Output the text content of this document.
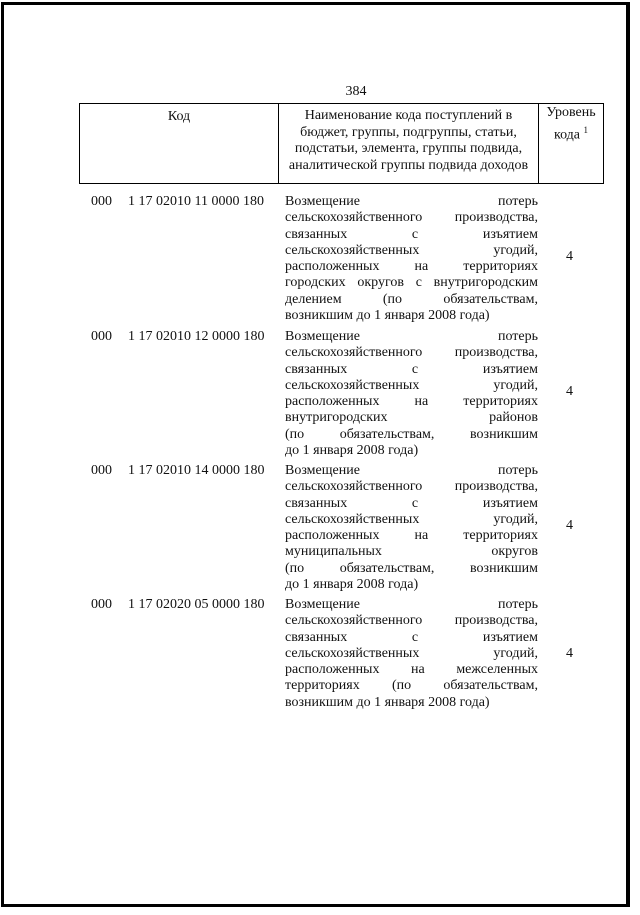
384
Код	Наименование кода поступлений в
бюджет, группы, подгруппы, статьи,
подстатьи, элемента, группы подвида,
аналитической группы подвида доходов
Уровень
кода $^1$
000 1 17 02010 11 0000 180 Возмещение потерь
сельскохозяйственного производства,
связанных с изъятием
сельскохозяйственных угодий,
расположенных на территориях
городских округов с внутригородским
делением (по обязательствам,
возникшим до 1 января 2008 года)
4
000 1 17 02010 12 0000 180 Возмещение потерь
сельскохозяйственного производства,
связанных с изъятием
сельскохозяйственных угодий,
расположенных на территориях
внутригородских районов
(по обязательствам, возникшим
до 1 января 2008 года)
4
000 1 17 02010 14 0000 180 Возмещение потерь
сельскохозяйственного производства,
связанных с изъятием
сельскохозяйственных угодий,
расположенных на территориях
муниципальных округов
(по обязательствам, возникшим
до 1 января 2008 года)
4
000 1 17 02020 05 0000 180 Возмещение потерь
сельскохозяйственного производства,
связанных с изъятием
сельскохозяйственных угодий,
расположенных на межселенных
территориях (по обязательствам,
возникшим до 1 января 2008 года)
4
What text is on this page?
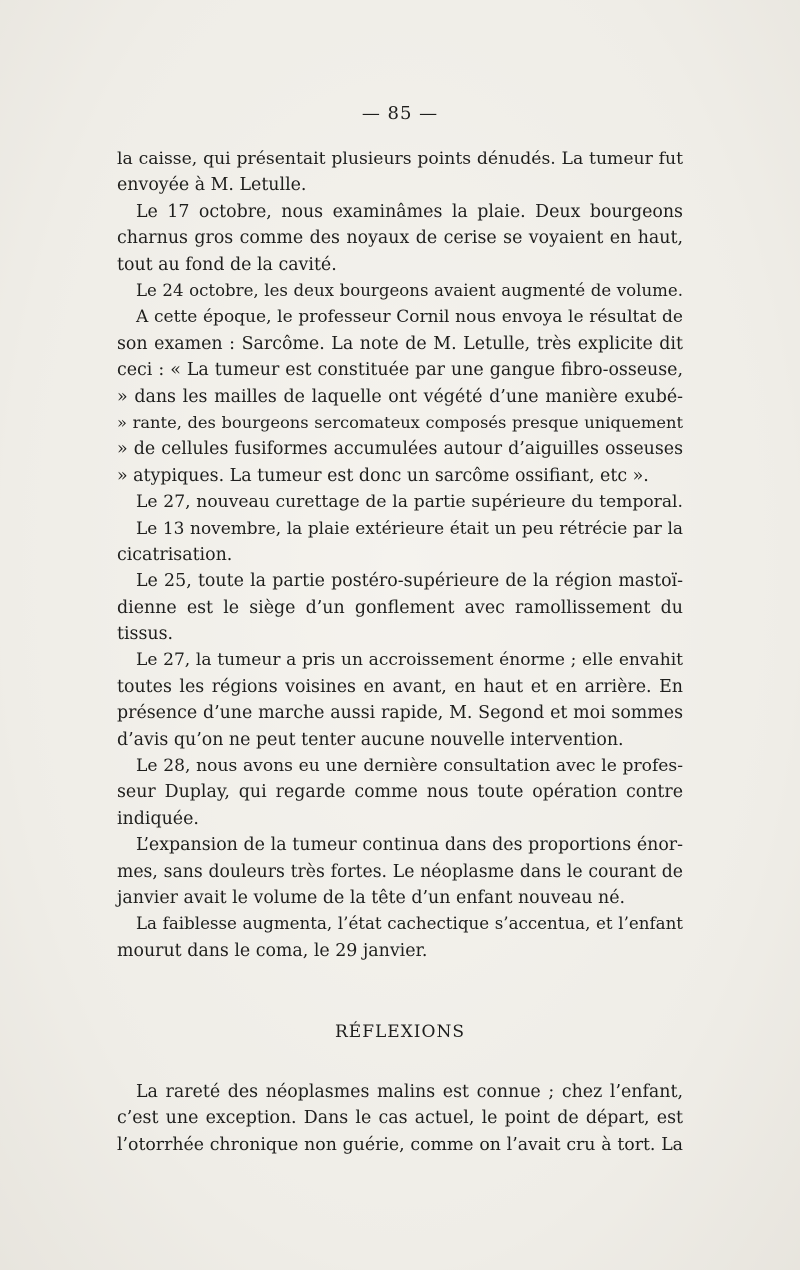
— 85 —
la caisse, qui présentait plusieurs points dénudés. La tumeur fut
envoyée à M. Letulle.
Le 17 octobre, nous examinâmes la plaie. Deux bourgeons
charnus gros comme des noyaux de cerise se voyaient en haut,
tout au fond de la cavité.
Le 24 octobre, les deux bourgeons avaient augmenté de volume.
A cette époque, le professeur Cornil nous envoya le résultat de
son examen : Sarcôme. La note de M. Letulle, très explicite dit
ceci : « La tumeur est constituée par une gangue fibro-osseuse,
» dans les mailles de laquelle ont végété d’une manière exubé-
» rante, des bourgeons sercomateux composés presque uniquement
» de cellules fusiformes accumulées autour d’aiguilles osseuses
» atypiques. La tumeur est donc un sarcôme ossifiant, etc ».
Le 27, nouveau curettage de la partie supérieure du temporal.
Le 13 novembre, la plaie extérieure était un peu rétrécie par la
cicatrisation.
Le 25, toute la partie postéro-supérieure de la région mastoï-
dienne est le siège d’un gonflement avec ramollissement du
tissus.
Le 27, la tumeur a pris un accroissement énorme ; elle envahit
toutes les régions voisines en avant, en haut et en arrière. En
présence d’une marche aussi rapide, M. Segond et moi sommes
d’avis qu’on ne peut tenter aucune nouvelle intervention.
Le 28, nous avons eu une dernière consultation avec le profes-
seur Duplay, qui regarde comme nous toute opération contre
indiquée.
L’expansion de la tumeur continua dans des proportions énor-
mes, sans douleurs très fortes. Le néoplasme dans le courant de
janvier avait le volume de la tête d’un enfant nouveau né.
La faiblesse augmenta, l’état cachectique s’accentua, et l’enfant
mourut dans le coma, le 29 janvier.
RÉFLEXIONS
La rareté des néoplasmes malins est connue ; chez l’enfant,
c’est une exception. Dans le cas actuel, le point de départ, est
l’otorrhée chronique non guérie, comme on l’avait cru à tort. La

DIRECTION: Return the whole listing, word for word, and leave out every picture.

COMPLETE OUTPUT:
Output the text content of this document.
384
Код	Наименование кода поступлений в
бюджет, группы, подгруппы, статьи,
подстатьи, элемента, группы подвида,
аналитической группы подвида доходов
Уровень
кода $^1$
000 1 17 02010 11 0000 180 Возмещение потерь
сельскохозяйственного производства,
связанных с изъятием
сельскохозяйственных угодий,
расположенных на территориях
городских округов с внутригородским
делением (по обязательствам,
возникшим до 1 января 2008 года)
4
000 1 17 02010 12 0000 180 Возмещение потерь
сельскохозяйственного производства,
связанных с изъятием
сельскохозяйственных угодий,
расположенных на территориях
внутригородских районов
(по обязательствам, возникшим
до 1 января 2008 года)
4
000 1 17 02010 14 0000 180 Возмещение потерь
сельскохозяйственного производства,
связанных с изъятием
сельскохозяйственных угодий,
расположенных на территориях
муниципальных округов
(по обязательствам, возникшим
до 1 января 2008 года)
4
000 1 17 02020 05 0000 180 Возмещение потерь
сельскохозяйственного производства,
связанных с изъятием
сельскохозяйственных угодий,
расположенных на межселенных
территориях (по обязательствам,
возникшим до 1 января 2008 года)
4
What text is on this page?
— 85 —
la caisse, qui présentait plusieurs points dénudés. La tumeur fut
envoyée à M. Letulle.
Le 17 octobre, nous examinâmes la plaie. Deux bourgeons
charnus gros comme des noyaux de cerise se voyaient en haut,
tout au fond de la cavité.
Le 24 octobre, les deux bourgeons avaient augmenté de volume.
A cette époque, le professeur Cornil nous envoya le résultat de
son examen : Sarcôme. La note de M. Letulle, très explicite dit
ceci : « La tumeur est constituée par une gangue fibro-osseuse,
» dans les mailles de laquelle ont végété d’une manière exubé-
» rante, des bourgeons sercomateux composés presque uniquement
» de cellules fusiformes accumulées autour d’aiguilles osseuses
» atypiques. La tumeur est donc un sarcôme ossifiant, etc ».
Le 27, nouveau curettage de la partie supérieure du temporal.
Le 13 novembre, la plaie extérieure était un peu rétrécie par la
cicatrisation.
Le 25, toute la partie postéro-supérieure de la région mastoï-
dienne est le siège d’un gonflement avec ramollissement du
tissus.
Le 27, la tumeur a pris un accroissement énorme ; elle envahit
toutes les régions voisines en avant, en haut et en arrière. En
présence d’une marche aussi rapide, M. Segond et moi sommes
d’avis qu’on ne peut tenter aucune nouvelle intervention.
Le 28, nous avons eu une dernière consultation avec le profes-
seur Duplay, qui regarde comme nous toute opération contre
indiquée.
L’expansion de la tumeur continua dans des proportions énor-
mes, sans douleurs très fortes. Le néoplasme dans le courant de
janvier avait le volume de la tête d’un enfant nouveau né.
La faiblesse augmenta, l’état cachectique s’accentua, et l’enfant
mourut dans le coma, le 29 janvier.
RÉFLEXIONS
La rareté des néoplasmes malins est connue ; chez l’enfant,
c’est une exception. Dans le cas actuel, le point de départ, est
l’otorrhée chronique non guérie, comme on l’avait cru à tort. La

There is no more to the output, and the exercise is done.